- **WRITTEN INSTRUCTION**
Repeat all the material exactly; pictures stay out of your copy.

- **GIVEN RECORDS**
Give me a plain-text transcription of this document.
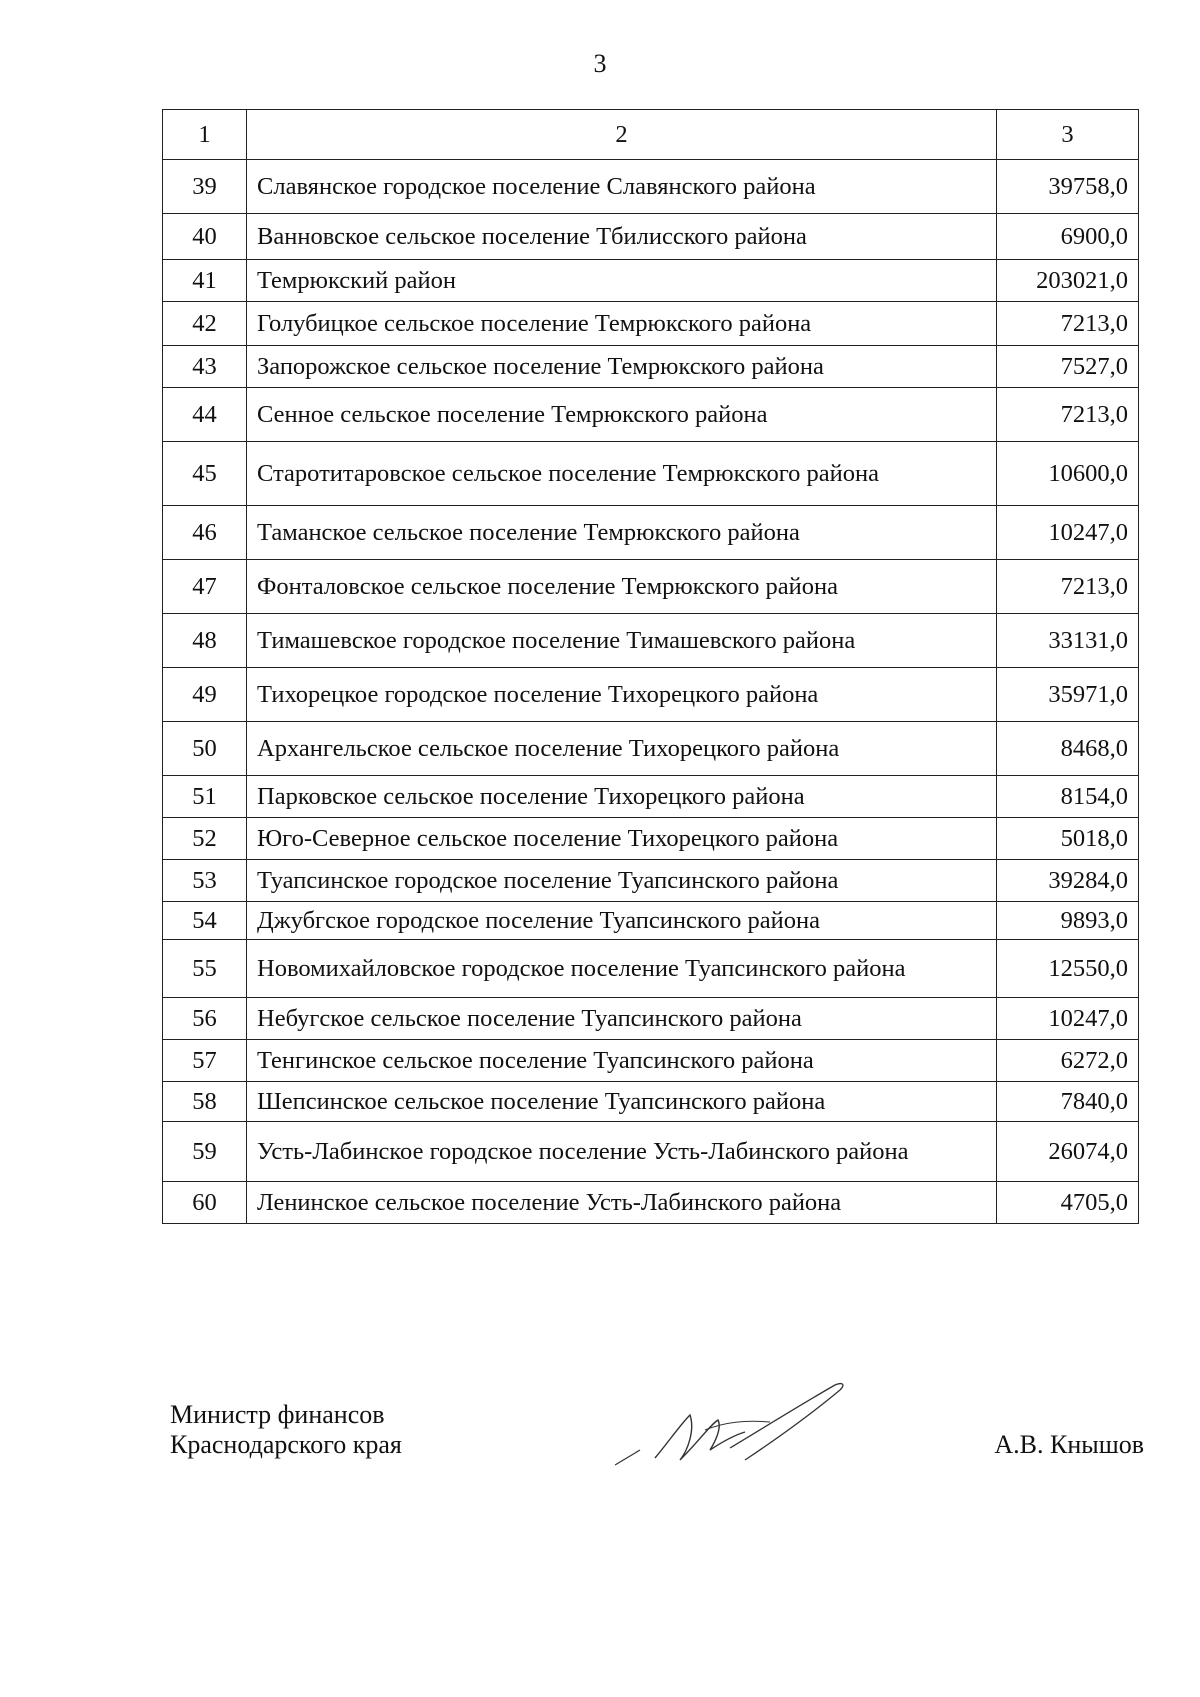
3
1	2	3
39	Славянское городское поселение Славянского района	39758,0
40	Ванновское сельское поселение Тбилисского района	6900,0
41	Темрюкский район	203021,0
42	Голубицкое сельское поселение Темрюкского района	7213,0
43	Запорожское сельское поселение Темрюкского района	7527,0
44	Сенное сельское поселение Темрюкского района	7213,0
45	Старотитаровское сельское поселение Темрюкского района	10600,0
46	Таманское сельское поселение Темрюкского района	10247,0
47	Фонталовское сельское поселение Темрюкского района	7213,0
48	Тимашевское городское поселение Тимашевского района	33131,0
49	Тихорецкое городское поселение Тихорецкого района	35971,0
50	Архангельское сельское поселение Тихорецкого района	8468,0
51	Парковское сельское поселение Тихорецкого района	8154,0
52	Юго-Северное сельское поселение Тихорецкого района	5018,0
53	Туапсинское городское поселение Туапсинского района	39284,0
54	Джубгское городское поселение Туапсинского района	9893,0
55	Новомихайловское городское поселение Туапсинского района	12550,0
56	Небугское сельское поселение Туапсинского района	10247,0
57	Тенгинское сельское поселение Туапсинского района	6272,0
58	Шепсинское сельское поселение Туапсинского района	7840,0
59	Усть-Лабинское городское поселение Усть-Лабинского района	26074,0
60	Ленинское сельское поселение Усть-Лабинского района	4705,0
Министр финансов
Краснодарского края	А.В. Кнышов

- **EXERCISE RESULT**
Give me a plain-text transcription of this document.
3
1	2	3
39	Славянское городское поселение Славянского района	39758,0
40	Ванновское сельское поселение Тбилисского района	6900,0
41	Темрюкский район	203021,0
42	Голубицкое сельское поселение Темрюкского района	7213,0
43	Запорожское сельское поселение Темрюкского района	7527,0
44	Сенное сельское поселение Темрюкского района	7213,0
45	Старотитаровское сельское поселение Темрюкского района	10600,0
46	Таманское сельское поселение Темрюкского района	10247,0
47	Фонталовское сельское поселение Темрюкского района	7213,0
48	Тимашевское городское поселение Тимашевского района	33131,0
49	Тихорецкое городское поселение Тихорецкого района	35971,0
50	Архангельское сельское поселение Тихорецкого района	8468,0
51	Парковское сельское поселение Тихорецкого района	8154,0
52	Юго-Северное сельское поселение Тихорецкого района	5018,0
53	Туапсинское городское поселение Туапсинского района	39284,0
54	Джубгское городское поселение Туапсинского района	9893,0
55	Новомихайловское городское поселение Туапсинского района	12550,0
56	Небугское сельское поселение Туапсинского района	10247,0
57	Тенгинское сельское поселение Туапсинского района	6272,0
58	Шепсинское сельское поселение Туапсинского района	7840,0
59	Усть-Лабинское городское поселение Усть-Лабинского района	26074,0
60	Ленинское сельское поселение Усть-Лабинского района	4705,0
Министр финансов
Краснодарского края	А.В. Кнышов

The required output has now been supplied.